** BEGIN MATERIAL FOR THE TASK **

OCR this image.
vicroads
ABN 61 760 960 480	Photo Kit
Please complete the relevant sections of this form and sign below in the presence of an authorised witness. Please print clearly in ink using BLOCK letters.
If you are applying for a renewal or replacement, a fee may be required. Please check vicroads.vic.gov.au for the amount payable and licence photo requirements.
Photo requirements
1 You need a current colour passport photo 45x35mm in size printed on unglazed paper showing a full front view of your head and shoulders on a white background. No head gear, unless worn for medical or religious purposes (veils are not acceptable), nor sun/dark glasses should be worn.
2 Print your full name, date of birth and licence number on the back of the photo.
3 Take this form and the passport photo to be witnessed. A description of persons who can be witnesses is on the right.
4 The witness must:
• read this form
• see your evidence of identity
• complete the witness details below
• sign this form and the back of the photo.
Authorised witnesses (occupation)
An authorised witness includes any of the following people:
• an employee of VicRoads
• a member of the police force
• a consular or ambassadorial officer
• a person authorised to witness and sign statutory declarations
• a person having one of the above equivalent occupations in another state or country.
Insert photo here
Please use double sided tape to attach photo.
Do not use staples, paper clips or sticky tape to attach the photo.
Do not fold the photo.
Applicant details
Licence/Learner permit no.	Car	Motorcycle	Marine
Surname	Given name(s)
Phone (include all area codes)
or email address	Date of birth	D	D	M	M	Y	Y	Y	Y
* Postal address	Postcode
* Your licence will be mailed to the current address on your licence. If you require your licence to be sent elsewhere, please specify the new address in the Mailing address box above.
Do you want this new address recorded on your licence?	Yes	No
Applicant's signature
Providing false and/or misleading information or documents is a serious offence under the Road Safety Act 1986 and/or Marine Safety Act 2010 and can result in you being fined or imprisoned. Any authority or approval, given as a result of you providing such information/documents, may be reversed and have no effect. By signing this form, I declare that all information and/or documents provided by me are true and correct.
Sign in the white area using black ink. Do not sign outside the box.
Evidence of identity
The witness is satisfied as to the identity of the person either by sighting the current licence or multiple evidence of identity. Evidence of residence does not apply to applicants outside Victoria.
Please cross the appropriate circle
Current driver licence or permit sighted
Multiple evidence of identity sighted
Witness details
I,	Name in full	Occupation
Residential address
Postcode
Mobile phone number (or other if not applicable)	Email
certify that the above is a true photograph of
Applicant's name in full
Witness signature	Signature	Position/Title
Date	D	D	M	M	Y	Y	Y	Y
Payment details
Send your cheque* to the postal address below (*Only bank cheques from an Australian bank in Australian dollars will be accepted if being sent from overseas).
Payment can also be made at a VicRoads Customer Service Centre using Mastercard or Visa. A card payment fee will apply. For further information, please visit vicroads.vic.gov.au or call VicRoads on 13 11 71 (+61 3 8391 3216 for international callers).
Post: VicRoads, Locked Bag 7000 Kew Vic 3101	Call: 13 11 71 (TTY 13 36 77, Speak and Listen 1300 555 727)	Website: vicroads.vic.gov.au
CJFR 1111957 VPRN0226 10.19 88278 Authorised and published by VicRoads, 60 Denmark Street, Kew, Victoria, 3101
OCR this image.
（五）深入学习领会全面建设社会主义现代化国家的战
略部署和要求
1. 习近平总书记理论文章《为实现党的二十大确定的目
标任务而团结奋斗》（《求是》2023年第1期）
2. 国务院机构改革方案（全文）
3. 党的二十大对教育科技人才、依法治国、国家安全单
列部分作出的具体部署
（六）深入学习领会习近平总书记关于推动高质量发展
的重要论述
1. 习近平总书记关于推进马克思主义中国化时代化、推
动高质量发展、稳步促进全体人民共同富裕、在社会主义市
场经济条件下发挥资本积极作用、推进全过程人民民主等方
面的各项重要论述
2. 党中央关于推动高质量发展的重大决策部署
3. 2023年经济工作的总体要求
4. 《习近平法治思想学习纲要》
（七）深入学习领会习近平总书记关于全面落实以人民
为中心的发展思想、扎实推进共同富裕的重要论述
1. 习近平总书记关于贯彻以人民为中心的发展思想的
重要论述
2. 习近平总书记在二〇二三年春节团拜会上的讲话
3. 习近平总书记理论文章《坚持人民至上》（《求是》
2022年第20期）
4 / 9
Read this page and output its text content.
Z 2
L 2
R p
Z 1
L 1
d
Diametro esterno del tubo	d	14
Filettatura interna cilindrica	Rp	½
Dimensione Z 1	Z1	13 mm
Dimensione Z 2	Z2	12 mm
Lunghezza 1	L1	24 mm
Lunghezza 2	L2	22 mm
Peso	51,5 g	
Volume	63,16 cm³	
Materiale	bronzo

** END MATERIAL FOR THE TASK **

Return all the data above once more, precisely as given.

OCR this image.
vicroads
ABN 61 760 960 480	Photo Kit
Please complete the relevant sections of this form and sign below in the presence of an authorised witness. Please print clearly in ink using BLOCK letters.
If you are applying for a renewal or replacement, a fee may be required. Please check vicroads.vic.gov.au for the amount payable and licence photo requirements.
Photo requirements
1 You need a current colour passport photo 45x35mm in size printed on unglazed paper showing a full front view of your head and shoulders on a white background. No head gear, unless worn for medical or religious purposes (veils are not acceptable), nor sun/dark glasses should be worn.
2 Print your full name, date of birth and licence number on the back of the photo.
3 Take this form and the passport photo to be witnessed. A description of persons who can be witnesses is on the right.
4 The witness must:
• read this form
• see your evidence of identity
• complete the witness details below
• sign this form and the back of the photo.
Authorised witnesses (occupation)
An authorised witness includes any of the following people:
• an employee of VicRoads
• a member of the police force
• a consular or ambassadorial officer
• a person authorised to witness and sign statutory declarations
• a person having one of the above equivalent occupations in another state or country.
Insert photo here
Please use double sided tape to attach photo.
Do not use staples, paper clips or sticky tape to attach the photo.
Do not fold the photo.
Applicant details
Licence/Learner permit no.	Car	Motorcycle	Marine
Surname	Given name(s)
Phone (include all area codes)
or email address	Date of birth	D	D	M	M	Y	Y	Y	Y
* Postal address	Postcode
* Your licence will be mailed to the current address on your licence. If you require your licence to be sent elsewhere, please specify the new address in the Mailing address box above.
Do you want this new address recorded on your licence?	Yes	No
Applicant's signature
Providing false and/or misleading information or documents is a serious offence under the Road Safety Act 1986 and/or Marine Safety Act 2010 and can result in you being fined or imprisoned. Any authority or approval, given as a result of you providing such information/documents, may be reversed and have no effect. By signing this form, I declare that all information and/or documents provided by me are true and correct.
Sign in the white area using black ink. Do not sign outside the box.
Evidence of identity
The witness is satisfied as to the identity of the person either by sighting the current licence or multiple evidence of identity. Evidence of residence does not apply to applicants outside Victoria.
Please cross the appropriate circle
Current driver licence or permit sighted
Multiple evidence of identity sighted
Witness details
I,	Name in full	Occupation
Residential address
Postcode
Mobile phone number (or other if not applicable)	Email
certify that the above is a true photograph of
Applicant's name in full
Witness signature	Signature	Position/Title
Date	D	D	M	M	Y	Y	Y	Y
Payment details
Send your cheque* to the postal address below (*Only bank cheques from an Australian bank in Australian dollars will be accepted if being sent from overseas).
Payment can also be made at a VicRoads Customer Service Centre using Mastercard or Visa. A card payment fee will apply. For further information, please visit vicroads.vic.gov.au or call VicRoads on 13 11 71 (+61 3 8391 3216 for international callers).
Post: VicRoads, Locked Bag 7000 Kew Vic 3101	Call: 13 11 71 (TTY 13 36 77, Speak and Listen 1300 555 727)	Website: vicroads.vic.gov.au
CJFR 1111957 VPRN0226 10.19 88278 Authorised and published by VicRoads, 60 Denmark Street, Kew, Victoria, 3101
OCR this image.
（五）深入学习领会全面建设社会主义现代化国家的战
略部署和要求
1. 习近平总书记理论文章《为实现党的二十大确定的目
标任务而团结奋斗》（《求是》2023年第1期）
2. 国务院机构改革方案（全文）
3. 党的二十大对教育科技人才、依法治国、国家安全单
列部分作出的具体部署
（六）深入学习领会习近平总书记关于推动高质量发展
的重要论述
1. 习近平总书记关于推进马克思主义中国化时代化、推
动高质量发展、稳步促进全体人民共同富裕、在社会主义市
场经济条件下发挥资本积极作用、推进全过程人民民主等方
面的各项重要论述
2. 党中央关于推动高质量发展的重大决策部署
3. 2023年经济工作的总体要求
4. 《习近平法治思想学习纲要》
（七）深入学习领会习近平总书记关于全面落实以人民
为中心的发展思想、扎实推进共同富裕的重要论述
1. 习近平总书记关于贯彻以人民为中心的发展思想的
重要论述
2. 习近平总书记在二〇二三年春节团拜会上的讲话
3. 习近平总书记理论文章《坚持人民至上》（《求是》
2022年第20期）
4 / 9
Read this page and output its text content.
Z 2
L 2
R p
Z 1
L 1
d
Diametro esterno del tubo	d	14
Filettatura interna cilindrica	Rp	½
Dimensione Z 1	Z1	13 mm
Dimensione Z 2	Z2	12 mm
Lunghezza 1	L1	24 mm
Lunghezza 2	L2	22 mm
Peso	51,5 g	
Volume	63,16 cm³	
Materiale	bronzo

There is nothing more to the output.